■ OBJECTIVE
All of the records below need to be copied exactly.

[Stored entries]
----
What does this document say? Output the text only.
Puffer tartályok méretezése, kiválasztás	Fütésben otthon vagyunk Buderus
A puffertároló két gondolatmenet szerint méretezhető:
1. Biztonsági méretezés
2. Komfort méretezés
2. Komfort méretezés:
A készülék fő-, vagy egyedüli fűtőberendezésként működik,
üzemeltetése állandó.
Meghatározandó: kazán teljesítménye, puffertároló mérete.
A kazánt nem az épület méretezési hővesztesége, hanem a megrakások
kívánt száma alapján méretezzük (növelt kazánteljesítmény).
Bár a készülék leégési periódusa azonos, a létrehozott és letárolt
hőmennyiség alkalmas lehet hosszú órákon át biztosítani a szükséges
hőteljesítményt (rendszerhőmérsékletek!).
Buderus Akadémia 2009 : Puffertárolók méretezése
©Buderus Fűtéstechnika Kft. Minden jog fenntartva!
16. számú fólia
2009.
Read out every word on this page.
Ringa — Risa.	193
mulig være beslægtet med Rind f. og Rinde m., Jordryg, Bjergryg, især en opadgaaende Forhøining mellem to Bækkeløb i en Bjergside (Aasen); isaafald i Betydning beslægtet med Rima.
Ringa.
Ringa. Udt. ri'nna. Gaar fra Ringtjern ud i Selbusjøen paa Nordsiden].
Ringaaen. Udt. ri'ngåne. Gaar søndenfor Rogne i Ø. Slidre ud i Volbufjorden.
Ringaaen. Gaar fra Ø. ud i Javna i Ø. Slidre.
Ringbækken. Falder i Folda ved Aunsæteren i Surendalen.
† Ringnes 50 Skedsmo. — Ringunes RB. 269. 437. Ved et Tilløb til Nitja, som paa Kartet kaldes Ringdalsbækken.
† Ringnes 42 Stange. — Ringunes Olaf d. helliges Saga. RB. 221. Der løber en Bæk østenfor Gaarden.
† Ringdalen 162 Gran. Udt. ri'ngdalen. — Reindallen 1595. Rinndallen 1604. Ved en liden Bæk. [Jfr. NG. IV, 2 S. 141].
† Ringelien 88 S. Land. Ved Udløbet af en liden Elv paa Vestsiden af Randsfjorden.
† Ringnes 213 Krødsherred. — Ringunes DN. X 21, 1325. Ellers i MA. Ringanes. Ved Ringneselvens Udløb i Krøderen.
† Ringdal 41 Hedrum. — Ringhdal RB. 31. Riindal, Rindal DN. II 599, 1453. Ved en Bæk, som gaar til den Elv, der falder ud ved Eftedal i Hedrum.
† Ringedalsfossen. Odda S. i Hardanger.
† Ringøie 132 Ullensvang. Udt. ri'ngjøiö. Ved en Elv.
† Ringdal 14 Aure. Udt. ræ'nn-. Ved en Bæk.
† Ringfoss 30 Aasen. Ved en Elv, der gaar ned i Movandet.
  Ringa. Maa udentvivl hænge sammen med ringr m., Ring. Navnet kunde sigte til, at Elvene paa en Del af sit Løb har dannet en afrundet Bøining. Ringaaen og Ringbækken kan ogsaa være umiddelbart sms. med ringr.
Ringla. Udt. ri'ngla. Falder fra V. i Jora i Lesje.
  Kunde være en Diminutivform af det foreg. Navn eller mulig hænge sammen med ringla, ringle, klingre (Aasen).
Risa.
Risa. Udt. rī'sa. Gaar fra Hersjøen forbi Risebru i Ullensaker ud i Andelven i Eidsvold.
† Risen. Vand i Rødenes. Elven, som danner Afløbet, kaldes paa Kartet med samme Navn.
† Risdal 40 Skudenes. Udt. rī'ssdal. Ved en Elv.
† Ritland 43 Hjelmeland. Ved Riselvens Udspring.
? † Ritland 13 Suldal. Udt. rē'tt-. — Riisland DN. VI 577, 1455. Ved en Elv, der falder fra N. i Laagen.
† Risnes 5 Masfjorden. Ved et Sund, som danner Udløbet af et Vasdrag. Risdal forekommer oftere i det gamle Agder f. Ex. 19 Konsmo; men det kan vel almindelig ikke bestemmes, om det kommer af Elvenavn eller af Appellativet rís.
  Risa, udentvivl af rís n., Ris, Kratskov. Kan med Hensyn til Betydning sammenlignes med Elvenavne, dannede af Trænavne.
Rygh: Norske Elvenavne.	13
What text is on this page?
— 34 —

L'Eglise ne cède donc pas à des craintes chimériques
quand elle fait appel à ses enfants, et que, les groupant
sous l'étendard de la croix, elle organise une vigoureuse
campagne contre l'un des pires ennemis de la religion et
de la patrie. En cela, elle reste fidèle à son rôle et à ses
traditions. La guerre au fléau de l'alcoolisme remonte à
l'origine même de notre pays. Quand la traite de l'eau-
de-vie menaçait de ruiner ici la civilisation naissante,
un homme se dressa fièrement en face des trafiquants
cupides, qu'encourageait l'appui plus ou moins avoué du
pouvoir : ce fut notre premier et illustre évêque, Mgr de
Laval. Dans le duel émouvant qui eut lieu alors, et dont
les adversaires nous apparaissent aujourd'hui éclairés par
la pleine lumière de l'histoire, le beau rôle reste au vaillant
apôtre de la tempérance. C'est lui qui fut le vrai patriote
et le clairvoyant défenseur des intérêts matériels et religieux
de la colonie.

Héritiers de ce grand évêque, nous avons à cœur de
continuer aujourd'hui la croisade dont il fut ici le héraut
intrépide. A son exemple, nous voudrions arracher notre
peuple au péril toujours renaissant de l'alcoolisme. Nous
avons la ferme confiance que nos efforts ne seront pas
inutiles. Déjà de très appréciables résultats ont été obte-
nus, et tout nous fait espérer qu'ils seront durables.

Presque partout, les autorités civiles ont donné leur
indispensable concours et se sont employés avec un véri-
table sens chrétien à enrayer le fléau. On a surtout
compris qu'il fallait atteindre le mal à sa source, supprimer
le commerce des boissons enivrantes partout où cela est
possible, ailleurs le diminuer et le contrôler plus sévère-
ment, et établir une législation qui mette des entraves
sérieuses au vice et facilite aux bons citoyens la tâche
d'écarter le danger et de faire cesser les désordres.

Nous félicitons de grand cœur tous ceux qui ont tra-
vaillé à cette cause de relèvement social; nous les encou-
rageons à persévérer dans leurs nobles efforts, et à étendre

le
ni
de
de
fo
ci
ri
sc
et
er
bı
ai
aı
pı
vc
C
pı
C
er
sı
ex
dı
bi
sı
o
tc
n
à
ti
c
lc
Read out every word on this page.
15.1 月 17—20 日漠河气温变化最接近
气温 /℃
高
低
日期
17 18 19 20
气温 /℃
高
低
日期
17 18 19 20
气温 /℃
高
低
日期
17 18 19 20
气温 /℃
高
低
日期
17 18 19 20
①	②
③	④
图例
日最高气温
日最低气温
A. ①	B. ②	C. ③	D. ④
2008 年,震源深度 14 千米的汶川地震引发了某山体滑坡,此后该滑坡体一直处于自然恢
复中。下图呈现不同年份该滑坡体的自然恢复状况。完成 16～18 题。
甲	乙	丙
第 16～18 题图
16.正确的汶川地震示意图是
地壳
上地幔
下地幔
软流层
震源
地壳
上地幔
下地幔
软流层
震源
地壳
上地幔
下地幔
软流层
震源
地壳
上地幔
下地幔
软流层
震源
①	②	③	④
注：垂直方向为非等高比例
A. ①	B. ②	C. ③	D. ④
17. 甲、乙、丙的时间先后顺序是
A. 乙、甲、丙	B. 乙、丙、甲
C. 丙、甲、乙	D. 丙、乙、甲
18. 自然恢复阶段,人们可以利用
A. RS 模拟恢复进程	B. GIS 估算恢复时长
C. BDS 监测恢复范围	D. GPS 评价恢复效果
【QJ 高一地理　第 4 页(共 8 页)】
----
■ OUTPUT FOR THIS EXERCISE
What does this document say? Output the text only.
Puffer tartályok méretezése, kiválasztás	Fütésben otthon vagyunk Buderus
A puffertároló két gondolatmenet szerint méretezhető:
1. Biztonsági méretezés
2. Komfort méretezés
2. Komfort méretezés:
A készülék fő-, vagy egyedüli fűtőberendezésként működik,
üzemeltetése állandó.
Meghatározandó: kazán teljesítménye, puffertároló mérete.
A kazánt nem az épület méretezési hővesztesége, hanem a megrakások
kívánt száma alapján méretezzük (növelt kazánteljesítmény).
Bár a készülék leégési periódusa azonos, a létrehozott és letárolt
hőmennyiség alkalmas lehet hosszú órákon át biztosítani a szükséges
hőteljesítményt (rendszerhőmérsékletek!).
Buderus Akadémia 2009 : Puffertárolók méretezése
©Buderus Fűtéstechnika Kft. Minden jog fenntartva!
16. számú fólia
2009.
Read out every word on this page.
Ringa — Risa.	193
mulig være beslægtet med Rind f. og Rinde m., Jordryg, Bjergryg, især en opadgaaende Forhøining mellem to Bækkeløb i en Bjergside (Aasen); isaafald i Betydning beslægtet med Rima.
Ringa.
Ringa. Udt. ri'nna. Gaar fra Ringtjern ud i Selbusjøen paa Nordsiden].
Ringaaen. Udt. ri'ngåne. Gaar søndenfor Rogne i Ø. Slidre ud i Volbufjorden.
Ringaaen. Gaar fra Ø. ud i Javna i Ø. Slidre.
Ringbækken. Falder i Folda ved Aunsæteren i Surendalen.
† Ringnes 50 Skedsmo. — Ringunes RB. 269. 437. Ved et Tilløb til Nitja, som paa Kartet kaldes Ringdalsbækken.
† Ringnes 42 Stange. — Ringunes Olaf d. helliges Saga. RB. 221. Der løber en Bæk østenfor Gaarden.
† Ringdalen 162 Gran. Udt. ri'ngdalen. — Reindallen 1595. Rinndallen 1604. Ved en liden Bæk. [Jfr. NG. IV, 2 S. 141].
† Ringelien 88 S. Land. Ved Udløbet af en liden Elv paa Vestsiden af Randsfjorden.
† Ringnes 213 Krødsherred. — Ringunes DN. X 21, 1325. Ellers i MA. Ringanes. Ved Ringneselvens Udløb i Krøderen.
† Ringdal 41 Hedrum. — Ringhdal RB. 31. Riindal, Rindal DN. II 599, 1453. Ved en Bæk, som gaar til den Elv, der falder ud ved Eftedal i Hedrum.
† Ringedalsfossen. Odda S. i Hardanger.
† Ringøie 132 Ullensvang. Udt. ri'ngjøiö. Ved en Elv.
† Ringdal 14 Aure. Udt. ræ'nn-. Ved en Bæk.
† Ringfoss 30 Aasen. Ved en Elv, der gaar ned i Movandet.
  Ringa. Maa udentvivl hænge sammen med ringr m., Ring. Navnet kunde sigte til, at Elvene paa en Del af sit Løb har dannet en afrundet Bøining. Ringaaen og Ringbækken kan ogsaa være umiddelbart sms. med ringr.
Ringla. Udt. ri'ngla. Falder fra V. i Jora i Lesje.
  Kunde være en Diminutivform af det foreg. Navn eller mulig hænge sammen med ringla, ringle, klingre (Aasen).
Risa.
Risa. Udt. rī'sa. Gaar fra Hersjøen forbi Risebru i Ullensaker ud i Andelven i Eidsvold.
† Risen. Vand i Rødenes. Elven, som danner Afløbet, kaldes paa Kartet med samme Navn.
† Risdal 40 Skudenes. Udt. rī'ssdal. Ved en Elv.
† Ritland 43 Hjelmeland. Ved Riselvens Udspring.
? † Ritland 13 Suldal. Udt. rē'tt-. — Riisland DN. VI 577, 1455. Ved en Elv, der falder fra N. i Laagen.
† Risnes 5 Masfjorden. Ved et Sund, som danner Udløbet af et Vasdrag. Risdal forekommer oftere i det gamle Agder f. Ex. 19 Konsmo; men det kan vel almindelig ikke bestemmes, om det kommer af Elvenavn eller af Appellativet rís.
  Risa, udentvivl af rís n., Ris, Kratskov. Kan med Hensyn til Betydning sammenlignes med Elvenavne, dannede af Trænavne.
Rygh: Norske Elvenavne.	13
What text is on this page?
— 34 —

L'Eglise ne cède donc pas à des craintes chimériques
quand elle fait appel à ses enfants, et que, les groupant
sous l'étendard de la croix, elle organise une vigoureuse
campagne contre l'un des pires ennemis de la religion et
de la patrie. En cela, elle reste fidèle à son rôle et à ses
traditions. La guerre au fléau de l'alcoolisme remonte à
l'origine même de notre pays. Quand la traite de l'eau-
de-vie menaçait de ruiner ici la civilisation naissante,
un homme se dressa fièrement en face des trafiquants
cupides, qu'encourageait l'appui plus ou moins avoué du
pouvoir : ce fut notre premier et illustre évêque, Mgr de
Laval. Dans le duel émouvant qui eut lieu alors, et dont
les adversaires nous apparaissent aujourd'hui éclairés par
la pleine lumière de l'histoire, le beau rôle reste au vaillant
apôtre de la tempérance. C'est lui qui fut le vrai patriote
et le clairvoyant défenseur des intérêts matériels et religieux
de la colonie.

Héritiers de ce grand évêque, nous avons à cœur de
continuer aujourd'hui la croisade dont il fut ici le héraut
intrépide. A son exemple, nous voudrions arracher notre
peuple au péril toujours renaissant de l'alcoolisme. Nous
avons la ferme confiance que nos efforts ne seront pas
inutiles. Déjà de très appréciables résultats ont été obte-
nus, et tout nous fait espérer qu'ils seront durables.

Presque partout, les autorités civiles ont donné leur
indispensable concours et se sont employés avec un véri-
table sens chrétien à enrayer le fléau. On a surtout
compris qu'il fallait atteindre le mal à sa source, supprimer
le commerce des boissons enivrantes partout où cela est
possible, ailleurs le diminuer et le contrôler plus sévère-
ment, et établir une législation qui mette des entraves
sérieuses au vice et facilite aux bons citoyens la tâche
d'écarter le danger et de faire cesser les désordres.

Nous félicitons de grand cœur tous ceux qui ont tra-
vaillé à cette cause de relèvement social; nous les encou-
rageons à persévérer dans leurs nobles efforts, et à étendre

le
ni
de
de
fo
ci
ri
sc
et
er
bı
ai
aı
pı
vc
C
pı
C
er
sı
ex
dı
bi
sı
o
tc
n
à
ti
c
lc
Read out every word on this page.
15.1 月 17—20 日漠河气温变化最接近
气温 /℃
高
低
日期
17 18 19 20
气温 /℃
高
低
日期
17 18 19 20
气温 /℃
高
低
日期
17 18 19 20
气温 /℃
高
低
日期
17 18 19 20
①	②
③	④
图例
日最高气温
日最低气温
A. ①	B. ②	C. ③	D. ④
2008 年,震源深度 14 千米的汶川地震引发了某山体滑坡,此后该滑坡体一直处于自然恢
复中。下图呈现不同年份该滑坡体的自然恢复状况。完成 16～18 题。
甲	乙	丙
第 16～18 题图
16.正确的汶川地震示意图是
地壳
上地幔
下地幔
软流层
震源
地壳
上地幔
下地幔
软流层
震源
地壳
上地幔
下地幔
软流层
震源
地壳
上地幔
下地幔
软流层
震源
①	②	③	④
注：垂直方向为非等高比例
A. ①	B. ②	C. ③	D. ④
17. 甲、乙、丙的时间先后顺序是
A. 乙、甲、丙	B. 乙、丙、甲
C. 丙、甲、乙	D. 丙、乙、甲
18. 自然恢复阶段,人们可以利用
A. RS 模拟恢复进程	B. GIS 估算恢复时长
C. BDS 监测恢复范围	D. GPS 评价恢复效果
【QJ 高一地理　第 4 页(共 8 页)】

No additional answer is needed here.